Copy all lines below exactly as written. Leave pictures out.

#### [Information supplied]
>> BEGIN
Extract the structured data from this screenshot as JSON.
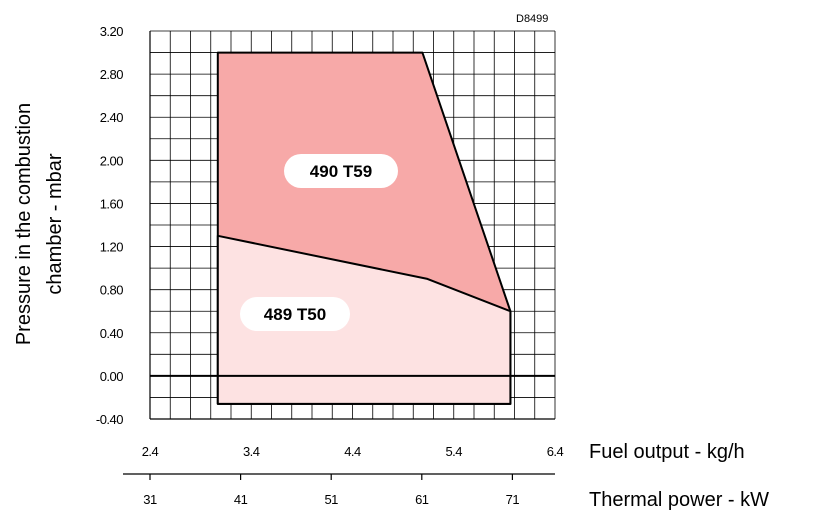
{
  "chart_data": {
    "type": "area",
    "drawing_code": "D8499",
    "ylabel_lines": [
      "Pressure in the combustion",
      "chamber - mbar"
    ],
    "y_ticks": [
      "3.20",
      "2.80",
      "2.40",
      "2.00",
      "1.60",
      "1.20",
      "0.80",
      "0.40",
      "0.00",
      "-0.40"
    ],
    "ylim": [
      -0.4,
      3.2
    ],
    "x_axes": [
      {
        "label": "Fuel output - kg/h",
        "ticks": [
          "2.4",
          "3.4",
          "4.4",
          "5.4",
          "6.4"
        ],
        "xlim": [
          2.4,
          6.4
        ]
      },
      {
        "label": "Thermal power - kW",
        "ticks": [
          "31",
          "41",
          "51",
          "61",
          "71"
        ],
        "values": [
          31,
          41,
          51,
          61,
          71
        ]
      }
    ],
    "grid": true,
    "series": [
      {
        "name": "490 T59",
        "color": "#f7a9a8",
        "points": [
          [
            3.07,
            -0.26
          ],
          [
            3.07,
            3.0
          ],
          [
            5.09,
            3.0
          ],
          [
            5.96,
            0.6
          ],
          [
            5.96,
            -0.26
          ]
        ]
      },
      {
        "name": "489 T50",
        "color": "#fde2e2",
        "points": [
          [
            3.07,
            -0.26
          ],
          [
            3.07,
            1.3
          ],
          [
            5.14,
            0.9
          ],
          [
            5.96,
            0.6
          ],
          [
            5.96,
            -0.26
          ]
        ]
      }
    ],
    "boundary_line_color": "#000000"
  }
}
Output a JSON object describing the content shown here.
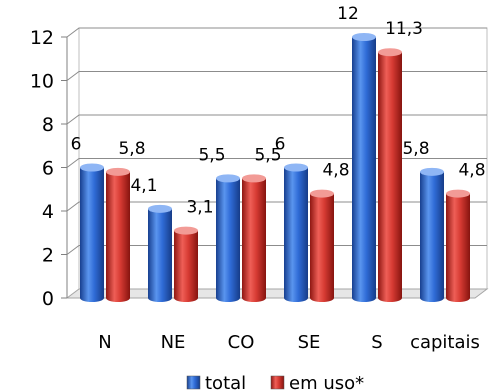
{
  "chart_data": {
    "type": "bar",
    "categories": [
      "N",
      "NE",
      "CO",
      "SE",
      "S",
      "capitais"
    ],
    "series": [
      {
        "name": "total",
        "values": [
          6,
          4.1,
          5.5,
          6,
          12,
          5.8
        ],
        "labels": [
          "6",
          "4,1",
          "5,5",
          "6",
          "12",
          "5,8"
        ],
        "color": "#2f6bd6"
      },
      {
        "name": "em uso*",
        "values": [
          5.8,
          3.1,
          5.5,
          4.8,
          11.3,
          4.8
        ],
        "labels": [
          "5,8",
          "3,1",
          "5,5",
          "4,8",
          "11,3",
          "4,8"
        ],
        "color": "#d63a33"
      }
    ],
    "yticks": [
      "0",
      "2",
      "4",
      "6",
      "8",
      "10",
      "12"
    ],
    "ylim": [
      0,
      12
    ],
    "grid": true,
    "legend_position": "bottom",
    "title": "",
    "xlabel": "",
    "ylabel": ""
  }
}
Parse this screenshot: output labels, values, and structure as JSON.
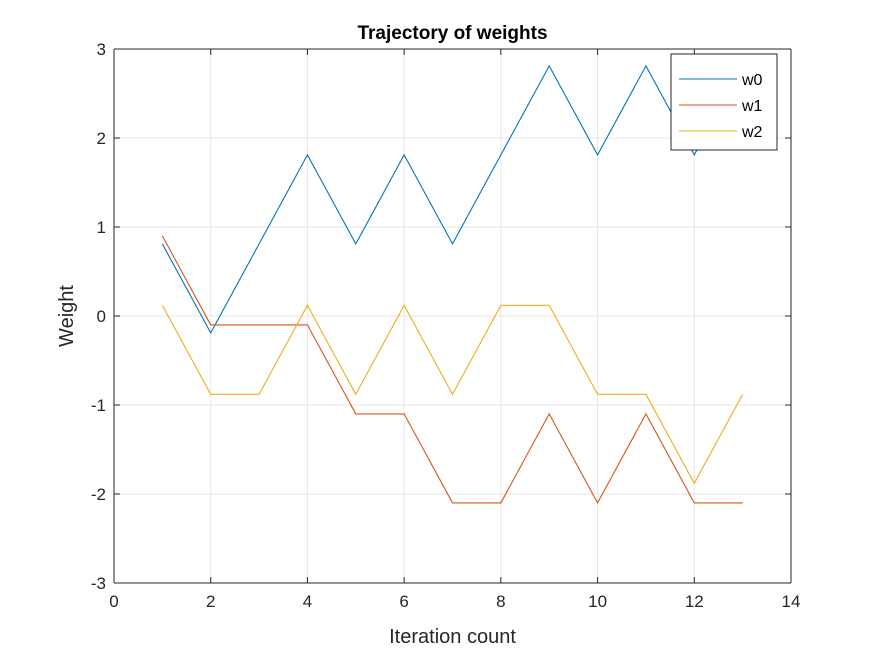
{
  "chart_data": {
    "type": "line",
    "title": "Trajectory of weights",
    "xlabel": "Iteration count",
    "ylabel": "Weight",
    "xlim": [
      0,
      14
    ],
    "ylim": [
      -3,
      3
    ],
    "xticks": [
      0,
      2,
      4,
      6,
      8,
      10,
      12,
      14
    ],
    "yticks": [
      -3,
      -2,
      -1,
      0,
      1,
      2,
      3
    ],
    "grid": true,
    "legend_position": "top-right",
    "x": [
      1,
      2,
      3,
      4,
      5,
      6,
      7,
      8,
      9,
      10,
      11,
      12,
      13
    ],
    "series": [
      {
        "name": "w0",
        "color": "#0072BD",
        "values": [
          0.81,
          -0.19,
          0.81,
          1.81,
          0.81,
          1.81,
          0.81,
          1.81,
          2.81,
          1.81,
          2.81,
          1.81,
          2.81
        ]
      },
      {
        "name": "w1",
        "color": "#D95319",
        "values": [
          0.9,
          -0.1,
          -0.1,
          -0.1,
          -1.1,
          -1.1,
          -2.1,
          -2.1,
          -1.1,
          -2.1,
          -1.1,
          -2.1,
          -2.1
        ]
      },
      {
        "name": "w2",
        "color": "#EDB120",
        "values": [
          0.12,
          -0.88,
          -0.88,
          0.12,
          -0.88,
          0.12,
          -0.88,
          0.12,
          0.12,
          -0.88,
          -0.88,
          -1.88,
          -0.88
        ]
      }
    ]
  }
}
>> END
#### [Written response]
Extract the structured data from this screenshot as JSON.
{
  "chart_data": {
    "type": "area",
    "drawing_code": "D8499",
    "ylabel_lines": [
      "Pressure in the combustion",
      "chamber - mbar"
    ],
    "y_ticks": [
      "3.20",
      "2.80",
      "2.40",
      "2.00",
      "1.60",
      "1.20",
      "0.80",
      "0.40",
      "0.00",
      "-0.40"
    ],
    "ylim": [
      -0.4,
      3.2
    ],
    "x_axes": [
      {
        "label": "Fuel output - kg/h",
        "ticks": [
          "2.4",
          "3.4",
          "4.4",
          "5.4",
          "6.4"
        ],
        "xlim": [
          2.4,
          6.4
        ]
      },
      {
        "label": "Thermal power - kW",
        "ticks": [
          "31",
          "41",
          "51",
          "61",
          "71"
        ],
        "values": [
          31,
          41,
          51,
          61,
          71
        ]
      }
    ],
    "grid": true,
    "series": [
      {
        "name": "490 T59",
        "color": "#f7a9a8",
        "points": [
          [
            3.07,
            -0.26
          ],
          [
            3.07,
            3.0
          ],
          [
            5.09,
            3.0
          ],
          [
            5.96,
            0.6
          ],
          [
            5.96,
            -0.26
          ]
        ]
      },
      {
        "name": "489 T50",
        "color": "#fde2e2",
        "points": [
          [
            3.07,
            -0.26
          ],
          [
            3.07,
            1.3
          ],
          [
            5.14,
            0.9
          ],
          [
            5.96,
            0.6
          ],
          [
            5.96,
            -0.26
          ]
        ]
      }
    ],
    "boundary_line_color": "#000000"
  }
}
Output a JSON object describing the content shown here.
{
  "chart_data": {
    "type": "bar",
    "categories": [
      "N",
      "NE",
      "CO",
      "SE",
      "S",
      "capitais"
    ],
    "series": [
      {
        "name": "total",
        "values": [
          6,
          4.1,
          5.5,
          6,
          12,
          5.8
        ],
        "labels": [
          "6",
          "4,1",
          "5,5",
          "6",
          "12",
          "5,8"
        ],
        "color": "#2f6bd6"
      },
      {
        "name": "em uso*",
        "values": [
          5.8,
          3.1,
          5.5,
          4.8,
          11.3,
          4.8
        ],
        "labels": [
          "5,8",
          "3,1",
          "5,5",
          "4,8",
          "11,3",
          "4,8"
        ],
        "color": "#d63a33"
      }
    ],
    "yticks": [
      "0",
      "2",
      "4",
      "6",
      "8",
      "10",
      "12"
    ],
    "ylim": [
      0,
      12
    ],
    "grid": true,
    "legend_position": "bottom",
    "title": "",
    "xlabel": "",
    "ylabel": ""
  }
}
Parse this screenshot: output labels, values, and structure as JSON.
{
  "chart_data": {
    "type": "line",
    "title": "Trajectory of weights",
    "xlabel": "Iteration count",
    "ylabel": "Weight",
    "xlim": [
      0,
      14
    ],
    "ylim": [
      -3,
      3
    ],
    "xticks": [
      0,
      2,
      4,
      6,
      8,
      10,
      12,
      14
    ],
    "yticks": [
      -3,
      -2,
      -1,
      0,
      1,
      2,
      3
    ],
    "grid": true,
    "legend_position": "top-right",
    "x": [
      1,
      2,
      3,
      4,
      5,
      6,
      7,
      8,
      9,
      10,
      11,
      12,
      13
    ],
    "series": [
      {
        "name": "w0",
        "color": "#0072BD",
        "values": [
          0.81,
          -0.19,
          0.81,
          1.81,
          0.81,
          1.81,
          0.81,
          1.81,
          2.81,
          1.81,
          2.81,
          1.81,
          2.81
        ]
      },
      {
        "name": "w1",
        "color": "#D95319",
        "values": [
          0.9,
          -0.1,
          -0.1,
          -0.1,
          -1.1,
          -1.1,
          -2.1,
          -2.1,
          -1.1,
          -2.1,
          -1.1,
          -2.1,
          -2.1
        ]
      },
      {
        "name": "w2",
        "color": "#EDB120",
        "values": [
          0.12,
          -0.88,
          -0.88,
          0.12,
          -0.88,
          0.12,
          -0.88,
          0.12,
          0.12,
          -0.88,
          -0.88,
          -1.88,
          -0.88
        ]
      }
    ]
  }
}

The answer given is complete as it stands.